**BRIEF:** Please output every line of the material as it stands, without the pictures.

**SUPPLIED DATA:**
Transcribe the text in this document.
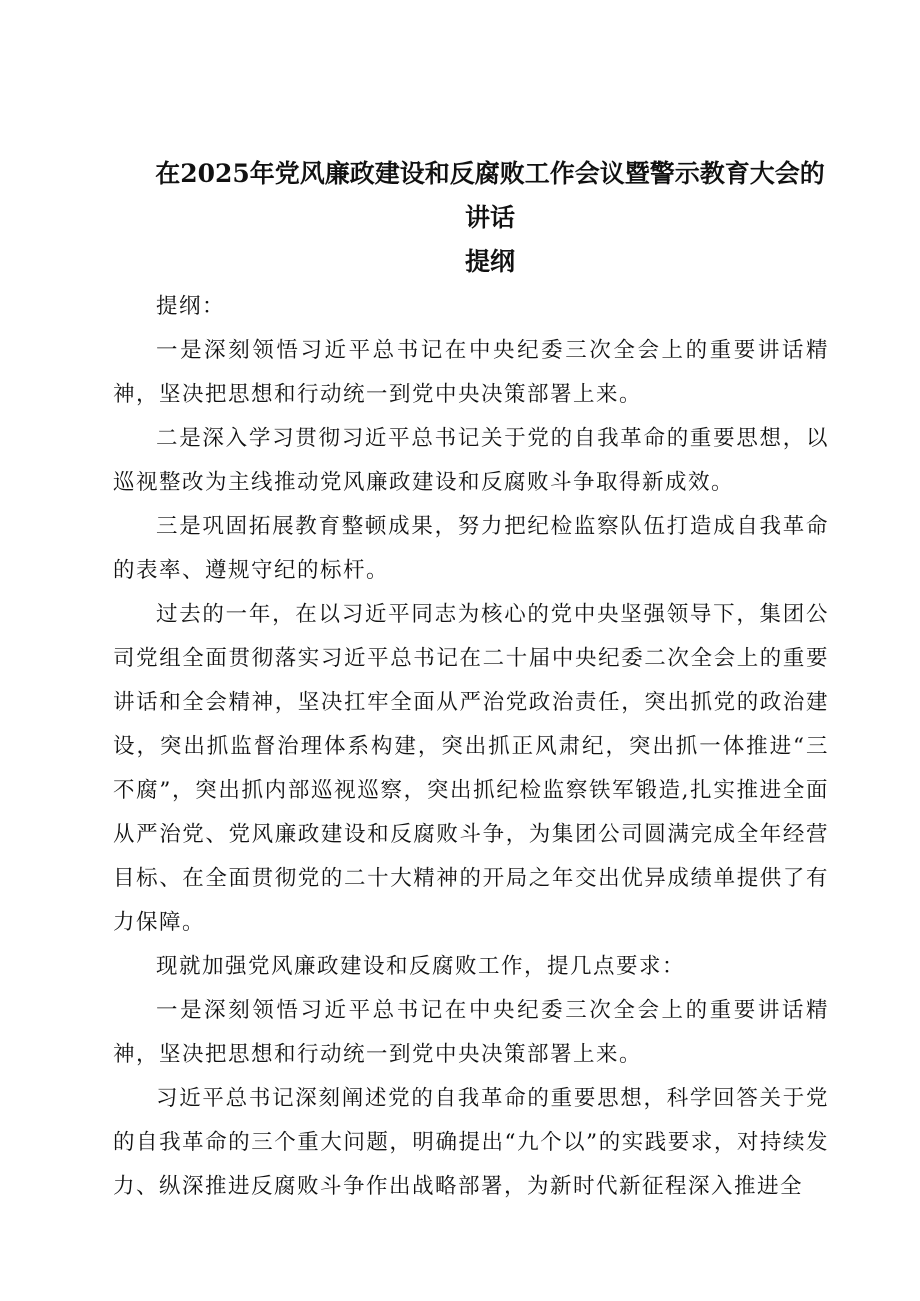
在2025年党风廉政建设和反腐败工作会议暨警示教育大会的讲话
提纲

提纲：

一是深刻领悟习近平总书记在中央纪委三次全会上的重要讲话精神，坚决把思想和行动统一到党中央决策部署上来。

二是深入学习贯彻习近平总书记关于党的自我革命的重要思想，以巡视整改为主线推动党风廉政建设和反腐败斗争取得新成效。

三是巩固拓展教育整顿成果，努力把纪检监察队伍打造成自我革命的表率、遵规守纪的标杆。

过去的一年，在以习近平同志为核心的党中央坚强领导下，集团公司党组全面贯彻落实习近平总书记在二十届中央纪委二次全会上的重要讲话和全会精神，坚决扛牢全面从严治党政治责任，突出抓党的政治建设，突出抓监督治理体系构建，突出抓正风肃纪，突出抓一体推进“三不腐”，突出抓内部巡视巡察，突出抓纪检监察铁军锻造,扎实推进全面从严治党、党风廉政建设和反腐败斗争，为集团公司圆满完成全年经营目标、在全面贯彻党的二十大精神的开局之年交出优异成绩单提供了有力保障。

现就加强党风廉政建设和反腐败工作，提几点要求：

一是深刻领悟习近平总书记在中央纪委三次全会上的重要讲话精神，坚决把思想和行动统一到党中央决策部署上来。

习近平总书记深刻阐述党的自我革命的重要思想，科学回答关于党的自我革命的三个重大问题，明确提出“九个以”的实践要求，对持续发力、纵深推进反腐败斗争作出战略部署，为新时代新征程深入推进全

**SOLUTION TO THIS PROBLEM:**
Transcribe the text in this document.
在2025年党风廉政建设和反腐败工作会议暨警示教育大会的讲话
提纲

提纲：

一是深刻领悟习近平总书记在中央纪委三次全会上的重要讲话精神，坚决把思想和行动统一到党中央决策部署上来。

二是深入学习贯彻习近平总书记关于党的自我革命的重要思想，以巡视整改为主线推动党风廉政建设和反腐败斗争取得新成效。

三是巩固拓展教育整顿成果，努力把纪检监察队伍打造成自我革命的表率、遵规守纪的标杆。

过去的一年，在以习近平同志为核心的党中央坚强领导下，集团公司党组全面贯彻落实习近平总书记在二十届中央纪委二次全会上的重要讲话和全会精神，坚决扛牢全面从严治党政治责任，突出抓党的政治建设，突出抓监督治理体系构建，突出抓正风肃纪，突出抓一体推进“三不腐”，突出抓内部巡视巡察，突出抓纪检监察铁军锻造,扎实推进全面从严治党、党风廉政建设和反腐败斗争，为集团公司圆满完成全年经营目标、在全面贯彻党的二十大精神的开局之年交出优异成绩单提供了有力保障。

现就加强党风廉政建设和反腐败工作，提几点要求：

一是深刻领悟习近平总书记在中央纪委三次全会上的重要讲话精神，坚决把思想和行动统一到党中央决策部署上来。

习近平总书记深刻阐述党的自我革命的重要思想，科学回答关于党的自我革命的三个重大问题，明确提出“九个以”的实践要求，对持续发力、纵深推进反腐败斗争作出战略部署，为新时代新征程深入推进全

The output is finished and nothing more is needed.